## SET EXERCISE
Write out the data below in full, unchanged, minus the images.

## INPUT
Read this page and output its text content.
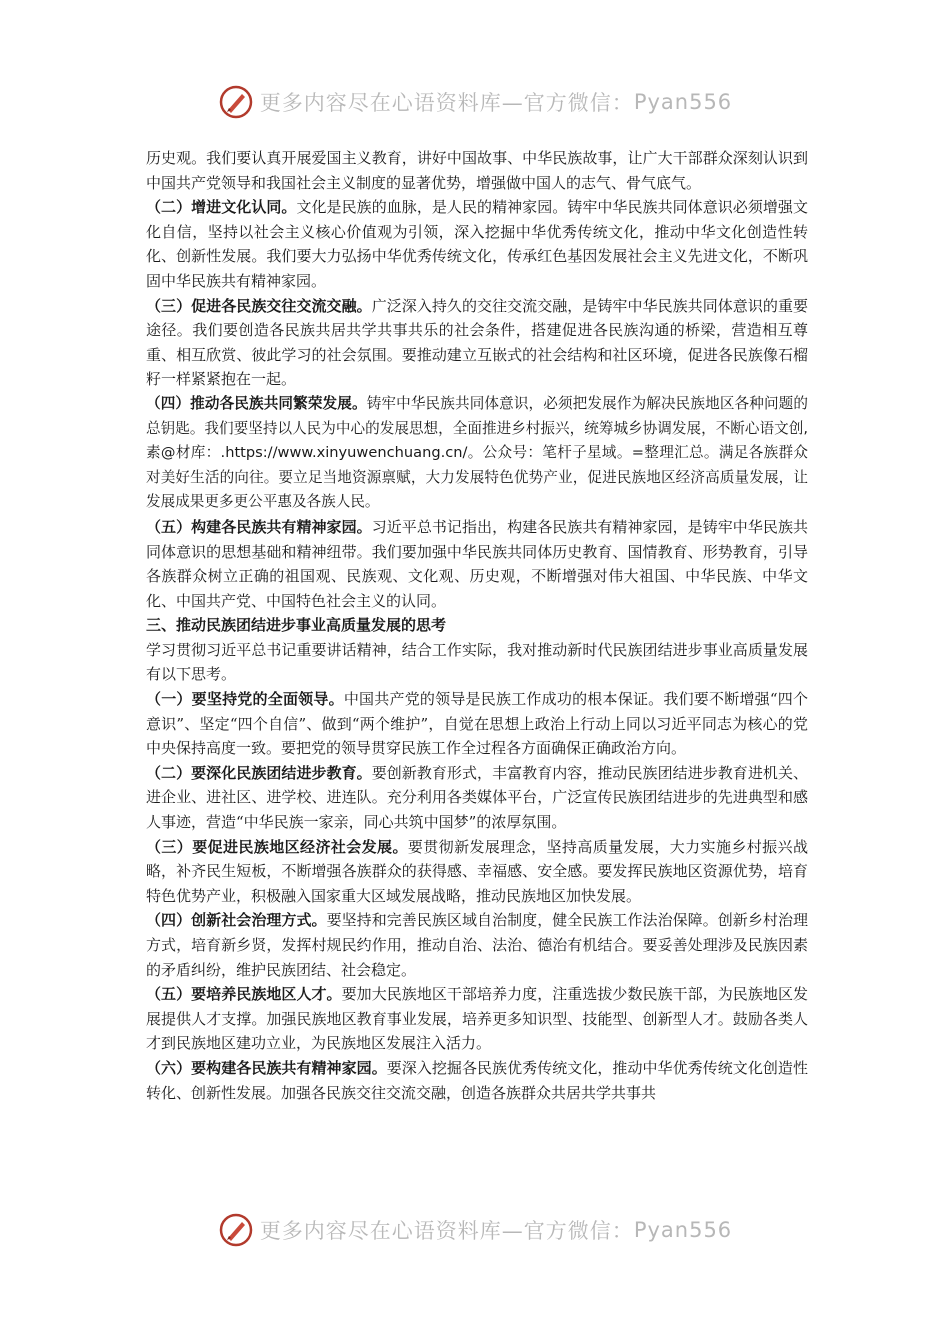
更多内容尽在心语资料库—官方微信： Pyan556

历史观。我们要认真开展爱国主义教育，讲好中国故事、中华民族故事，让广大干部群众深刻认识到中国共产党领导和我国社会主义制度的显著优势，增强做中国人的志气、骨气底气。

（二）增进文化认同。文化是民族的血脉，是人民的精神家园。铸牢中华民族共同体意识必须增强文化自信，坚持以社会主义核心价值观为引领，深入挖掘中华优秀传统文化，推动中华文化创造性转化、创新性发展。我们要大力弘扬中华优秀传统文化，传承红色基因发展社会主义先进文化，不断巩固中华民族共有精神家园。

（三）促进各民族交往交流交融。广泛深入持久的交往交流交融，是铸牢中华民族共同体意识的重要途径。我们要创造各民族共居共学共事共乐的社会条件，搭建促进各民族沟通的桥梁，营造相互尊重、相互欣赏、彼此学习的社会氛围。要推动建立互嵌式的社会结构和社区环境，促进各民族像石榴籽一样紧紧抱在一起。

（四）推动各民族共同繁荣发展。铸牢中华民族共同体意识，必须把发展作为解决民族地区各种问题的总钥匙。我们要坚持以人民为中心的发展思想，全面推进乡村振兴，统筹城乡协调发展，不断心语文创,素@材库：.https://www.xinyuwenchuang.cn/。公众号：笔杆子星域。=整理汇总。满足各族群众对美好生活的向往。要立足当地资源禀赋，大力发展特色优势产业，促进民族地区经济高质量发展，让发展成果更多更公平惠及各族人民。

（五）构建各民族共有精神家园。习近平总书记指出，构建各民族共有精神家园，是铸牢中华民族共同体意识的思想基础和精神纽带。我们要加强中华民族共同体历史教育、国情教育、形势教育，引导各族群众树立正确的祖国观、民族观、文化观、历史观，不断增强对伟大祖国、中华民族、中华文化、中国共产党、中国特色社会主义的认同。

三、推动民族团结进步事业高质量发展的思考

学习贯彻习近平总书记重要讲话精神，结合工作实际，我对推动新时代民族团结进步事业高质量发展有以下思考。

（一）要坚持党的全面领导。中国共产党的领导是民族工作成功的根本保证。我们要不断增强“四个意识”、坚定“四个自信”、做到“两个维护”，自觉在思想上政治上行动上同以习近平同志为核心的党中央保持高度一致。要把党的领导贯穿民族工作全过程各方面确保正确政治方向。

（二）要深化民族团结进步教育。要创新教育形式，丰富教育内容，推动民族团结进步教育进机关、进企业、进社区、进学校、进连队。充分利用各类媒体平台，广泛宣传民族团结进步的先进典型和感人事迹，营造“中华民族一家亲，同心共筑中国梦”的浓厚氛围。

（三）要促进民族地区经济社会发展。要贯彻新发展理念，坚持高质量发展，大力实施乡村振兴战略，补齐民生短板，不断增强各族群众的获得感、幸福感、安全感。要发挥民族地区资源优势，培育特色优势产业，积极融入国家重大区域发展战略，推动民族地区加快发展。

（四）创新社会治理方式。要坚持和完善民族区域自治制度，健全民族工作法治保障。创新乡村治理方式，培育新乡贤，发挥村规民约作用，推动自治、法治、德治有机结合。要妥善处理涉及民族因素的矛盾纠纷，维护民族团结、社会稳定。

（五）要培养民族地区人才。要加大民族地区干部培养力度，注重选拔少数民族干部，为民族地区发展提供人才支撑。加强民族地区教育事业发展，培养更多知识型、技能型、创新型人才。鼓励各类人才到民族地区建功立业，为民族地区发展注入活力。

（六）要构建各民族共有精神家园。要深入挖掘各民族优秀传统文化，推动中华优秀传统文化创造性转化、创新性发展。加强各民族交往交流交融，创造各族群众共居共学共事共

更多内容尽在心语资料库—官方微信： Pyan556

## ANSWER TO THE EXERCISE
Read this page and output its text content.
更多内容尽在心语资料库—官方微信： Pyan556

历史观。我们要认真开展爱国主义教育，讲好中国故事、中华民族故事，让广大干部群众深刻认识到中国共产党领导和我国社会主义制度的显著优势，增强做中国人的志气、骨气底气。

（二）增进文化认同。文化是民族的血脉，是人民的精神家园。铸牢中华民族共同体意识必须增强文化自信，坚持以社会主义核心价值观为引领，深入挖掘中华优秀传统文化，推动中华文化创造性转化、创新性发展。我们要大力弘扬中华优秀传统文化，传承红色基因发展社会主义先进文化，不断巩固中华民族共有精神家园。

（三）促进各民族交往交流交融。广泛深入持久的交往交流交融，是铸牢中华民族共同体意识的重要途径。我们要创造各民族共居共学共事共乐的社会条件，搭建促进各民族沟通的桥梁，营造相互尊重、相互欣赏、彼此学习的社会氛围。要推动建立互嵌式的社会结构和社区环境，促进各民族像石榴籽一样紧紧抱在一起。

（四）推动各民族共同繁荣发展。铸牢中华民族共同体意识，必须把发展作为解决民族地区各种问题的总钥匙。我们要坚持以人民为中心的发展思想，全面推进乡村振兴，统筹城乡协调发展，不断心语文创,素@材库：.https://www.xinyuwenchuang.cn/。公众号：笔杆子星域。=整理汇总。满足各族群众对美好生活的向往。要立足当地资源禀赋，大力发展特色优势产业，促进民族地区经济高质量发展，让发展成果更多更公平惠及各族人民。

（五）构建各民族共有精神家园。习近平总书记指出，构建各民族共有精神家园，是铸牢中华民族共同体意识的思想基础和精神纽带。我们要加强中华民族共同体历史教育、国情教育、形势教育，引导各族群众树立正确的祖国观、民族观、文化观、历史观，不断增强对伟大祖国、中华民族、中华文化、中国共产党、中国特色社会主义的认同。

三、推动民族团结进步事业高质量发展的思考

学习贯彻习近平总书记重要讲话精神，结合工作实际，我对推动新时代民族团结进步事业高质量发展有以下思考。

（一）要坚持党的全面领导。中国共产党的领导是民族工作成功的根本保证。我们要不断增强“四个意识”、坚定“四个自信”、做到“两个维护”，自觉在思想上政治上行动上同以习近平同志为核心的党中央保持高度一致。要把党的领导贯穿民族工作全过程各方面确保正确政治方向。

（二）要深化民族团结进步教育。要创新教育形式，丰富教育内容，推动民族团结进步教育进机关、进企业、进社区、进学校、进连队。充分利用各类媒体平台，广泛宣传民族团结进步的先进典型和感人事迹，营造“中华民族一家亲，同心共筑中国梦”的浓厚氛围。

（三）要促进民族地区经济社会发展。要贯彻新发展理念，坚持高质量发展，大力实施乡村振兴战略，补齐民生短板，不断增强各族群众的获得感、幸福感、安全感。要发挥民族地区资源优势，培育特色优势产业，积极融入国家重大区域发展战略，推动民族地区加快发展。

（四）创新社会治理方式。要坚持和完善民族区域自治制度，健全民族工作法治保障。创新乡村治理方式，培育新乡贤，发挥村规民约作用，推动自治、法治、德治有机结合。要妥善处理涉及民族因素的矛盾纠纷，维护民族团结、社会稳定。

（五）要培养民族地区人才。要加大民族地区干部培养力度，注重选拔少数民族干部，为民族地区发展提供人才支撑。加强民族地区教育事业发展，培养更多知识型、技能型、创新型人才。鼓励各类人才到民族地区建功立业，为民族地区发展注入活力。

（六）要构建各民族共有精神家园。要深入挖掘各民族优秀传统文化，推动中华优秀传统文化创造性转化、创新性发展。加强各民族交往交流交融，创造各族群众共居共学共事共

更多内容尽在心语资料库—官方微信： Pyan556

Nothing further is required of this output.